### WHAT IS NEEDED
Return the part of the Firebase CSP change between "src/electron-main.js" and "CSP in index.html.", inclusive, copied word for word.

### EXERCISE TEXT
^^^^
Fix CSP for Firebase, speculatively

There's a good chance this will run into problems when the database comes back online.
But it would be best to move away from Firebase anyways.

.vscode/settings.json

@@ -110,6 +110,7 @@
 		"Faroese",
 		"fieldsets",
 		"firebaseapp",
+		"firebaseio",
 		"Fiteny",
 		"fliph",
 		"flippable",

index.html

@@ -4,13 +4,15 @@
 		<meta charset="utf-8">
 		<title>JS Paint</title>
 
-		<!-- This should mirror CSP in electron-main.js -->
+		<!-- This should mirror CSP in electron-main.js, except maybe for firebase stuff. -->
+		<!-- Firebase stuff is somewhat speculative, as the quota is exceeded as I'm adding this. -->
 		<meta http-equiv="Content-Security-Policy" content="
 			default-src 'self';
+			script-src 'self' https://jspaint.firebaseio.com;
 			style-src 'self' 'unsafe-inline' https://fonts.googleapis.com;
 			img-src 'self' data: blob: https://i.postimg.cc;
 			font-src 'self' https://fonts.gstatic.com;
-			connect-src * data: blob:;
+			connect-src * data: blob: https://jspaint.firebaseio.com wss://jspaint.firebaseio.com;
 		">
 
 		<link href="styles/normalize.css" rel="stylesheet" type="text/css">

src/electron-main.js

@@ -131,7 +131,7 @@ const createWindow = () => {
 				// connect-src needs data: for loading from localStorage,
 				// and maybe blob: for loading from IndexedDB in the future.
 				// (It uses fetch().)
-				// Note: this should mirror the CSP in index.html.
+				// Note: this should mirror the CSP in index.html, except maybe for firebase stuff.
 				"Content-Security-Policy": [`
 					default-src 'self';
 					style-src 'self' 'unsafe-inline' https://fonts.googleapis.com;

src/sessions.js

@@ -209,25 +209,27 @@
 				this.start();
 			};
 			if (!MultiUserSession.fb_root) {
-				$.getScript("lib/firebase.js")
-					.done(() => {
-						const config = {
-							apiKey: "AIzaSyBgau8Vu9ZE8u_j0rp-Lc044gYTX5O3X9k",
-							authDomain: "jspaint.firebaseapp.com",
-							databaseURL: "https://jspaint.firebaseio.com",
-							projectId: "firebase-jspaint",
-							storageBucket: "",
-							messagingSenderId: "63395010995"
^^^^
### DATASET CONTENT
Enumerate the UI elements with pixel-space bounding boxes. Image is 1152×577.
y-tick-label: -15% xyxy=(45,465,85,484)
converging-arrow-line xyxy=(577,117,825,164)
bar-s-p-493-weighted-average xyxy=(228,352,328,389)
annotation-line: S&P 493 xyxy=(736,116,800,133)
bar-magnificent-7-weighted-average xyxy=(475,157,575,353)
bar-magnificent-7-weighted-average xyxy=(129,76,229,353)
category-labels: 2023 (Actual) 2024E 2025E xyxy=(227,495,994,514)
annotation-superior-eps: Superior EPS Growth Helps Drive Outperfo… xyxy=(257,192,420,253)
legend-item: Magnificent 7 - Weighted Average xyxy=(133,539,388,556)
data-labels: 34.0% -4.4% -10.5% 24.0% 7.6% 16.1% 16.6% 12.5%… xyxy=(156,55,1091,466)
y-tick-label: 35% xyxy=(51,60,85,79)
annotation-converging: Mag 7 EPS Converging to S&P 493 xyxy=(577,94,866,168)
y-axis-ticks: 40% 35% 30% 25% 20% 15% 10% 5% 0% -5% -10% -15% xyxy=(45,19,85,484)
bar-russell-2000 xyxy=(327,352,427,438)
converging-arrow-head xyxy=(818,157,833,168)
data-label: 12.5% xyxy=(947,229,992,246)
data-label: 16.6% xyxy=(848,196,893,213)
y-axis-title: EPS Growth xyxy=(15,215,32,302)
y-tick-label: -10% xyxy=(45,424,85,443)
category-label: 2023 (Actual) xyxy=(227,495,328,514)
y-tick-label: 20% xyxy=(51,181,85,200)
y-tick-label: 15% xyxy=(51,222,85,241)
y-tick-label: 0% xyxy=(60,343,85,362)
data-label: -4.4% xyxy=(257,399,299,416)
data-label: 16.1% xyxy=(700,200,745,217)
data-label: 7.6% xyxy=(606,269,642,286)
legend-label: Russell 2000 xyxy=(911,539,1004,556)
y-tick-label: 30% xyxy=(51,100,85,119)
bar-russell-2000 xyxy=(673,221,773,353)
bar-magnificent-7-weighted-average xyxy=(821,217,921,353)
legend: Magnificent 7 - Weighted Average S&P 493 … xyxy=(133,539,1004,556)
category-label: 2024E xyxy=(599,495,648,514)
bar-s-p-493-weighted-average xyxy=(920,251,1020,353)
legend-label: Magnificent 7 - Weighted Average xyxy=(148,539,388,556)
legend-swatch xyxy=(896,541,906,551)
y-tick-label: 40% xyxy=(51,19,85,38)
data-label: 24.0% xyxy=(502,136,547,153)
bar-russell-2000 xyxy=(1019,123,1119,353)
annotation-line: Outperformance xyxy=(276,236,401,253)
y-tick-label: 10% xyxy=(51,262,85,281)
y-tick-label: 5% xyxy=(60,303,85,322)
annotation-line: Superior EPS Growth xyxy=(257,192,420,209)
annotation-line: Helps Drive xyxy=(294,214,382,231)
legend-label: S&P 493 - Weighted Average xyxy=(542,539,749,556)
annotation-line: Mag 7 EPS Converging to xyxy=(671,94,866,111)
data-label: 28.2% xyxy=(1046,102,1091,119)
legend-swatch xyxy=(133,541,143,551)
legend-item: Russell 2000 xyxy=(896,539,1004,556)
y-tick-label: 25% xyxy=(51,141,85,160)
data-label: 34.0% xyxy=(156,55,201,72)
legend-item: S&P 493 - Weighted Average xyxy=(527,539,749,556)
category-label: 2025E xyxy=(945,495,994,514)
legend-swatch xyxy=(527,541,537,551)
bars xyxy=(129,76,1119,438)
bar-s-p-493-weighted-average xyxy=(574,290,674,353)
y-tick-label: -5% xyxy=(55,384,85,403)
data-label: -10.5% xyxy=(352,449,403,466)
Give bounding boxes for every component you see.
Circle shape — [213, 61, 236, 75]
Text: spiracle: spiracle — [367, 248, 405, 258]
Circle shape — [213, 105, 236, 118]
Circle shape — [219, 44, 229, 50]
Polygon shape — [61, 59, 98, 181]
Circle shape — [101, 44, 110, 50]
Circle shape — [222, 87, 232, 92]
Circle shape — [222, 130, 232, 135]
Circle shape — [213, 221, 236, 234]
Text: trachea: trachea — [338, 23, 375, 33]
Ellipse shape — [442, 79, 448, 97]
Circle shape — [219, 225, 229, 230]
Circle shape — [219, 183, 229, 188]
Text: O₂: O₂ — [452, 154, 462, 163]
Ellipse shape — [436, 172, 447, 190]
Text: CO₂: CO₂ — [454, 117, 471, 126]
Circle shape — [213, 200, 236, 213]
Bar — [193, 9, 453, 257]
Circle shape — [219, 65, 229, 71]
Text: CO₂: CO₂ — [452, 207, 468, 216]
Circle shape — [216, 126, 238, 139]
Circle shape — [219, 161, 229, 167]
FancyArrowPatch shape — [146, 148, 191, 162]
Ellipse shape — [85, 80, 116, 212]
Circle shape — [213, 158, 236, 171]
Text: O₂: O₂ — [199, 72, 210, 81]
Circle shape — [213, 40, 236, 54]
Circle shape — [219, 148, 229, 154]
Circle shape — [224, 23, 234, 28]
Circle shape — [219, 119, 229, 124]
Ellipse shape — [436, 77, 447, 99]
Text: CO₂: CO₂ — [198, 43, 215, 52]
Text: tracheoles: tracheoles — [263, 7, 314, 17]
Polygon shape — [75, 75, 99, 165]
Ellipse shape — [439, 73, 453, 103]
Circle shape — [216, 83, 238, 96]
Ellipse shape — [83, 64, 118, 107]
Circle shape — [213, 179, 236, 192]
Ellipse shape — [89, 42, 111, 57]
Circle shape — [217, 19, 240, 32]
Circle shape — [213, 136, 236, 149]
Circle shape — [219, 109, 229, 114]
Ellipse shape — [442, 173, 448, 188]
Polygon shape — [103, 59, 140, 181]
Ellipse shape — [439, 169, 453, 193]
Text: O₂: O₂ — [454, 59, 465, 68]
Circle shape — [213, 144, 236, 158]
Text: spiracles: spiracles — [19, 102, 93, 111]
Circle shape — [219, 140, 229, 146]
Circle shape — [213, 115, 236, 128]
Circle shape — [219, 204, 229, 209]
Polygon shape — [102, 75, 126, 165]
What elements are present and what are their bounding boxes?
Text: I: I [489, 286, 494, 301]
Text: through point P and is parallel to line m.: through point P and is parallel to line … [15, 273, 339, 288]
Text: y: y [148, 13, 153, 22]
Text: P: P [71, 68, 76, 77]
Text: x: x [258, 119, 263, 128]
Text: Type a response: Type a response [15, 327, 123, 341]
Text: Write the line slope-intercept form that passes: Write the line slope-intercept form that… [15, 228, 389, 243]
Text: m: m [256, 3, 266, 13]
^^^^
### COMPLETED EXERCISE
src/electron-main.js

@@ -131,7 +131,7 @@ const createWindow = () => {
 				// connect-src needs data: for loading from localStorage,
 				// and maybe blob: for loading from IndexedDB in the future.
 				// (It uses fetch().)
-				// Note: this should mirror the CSP in index.html.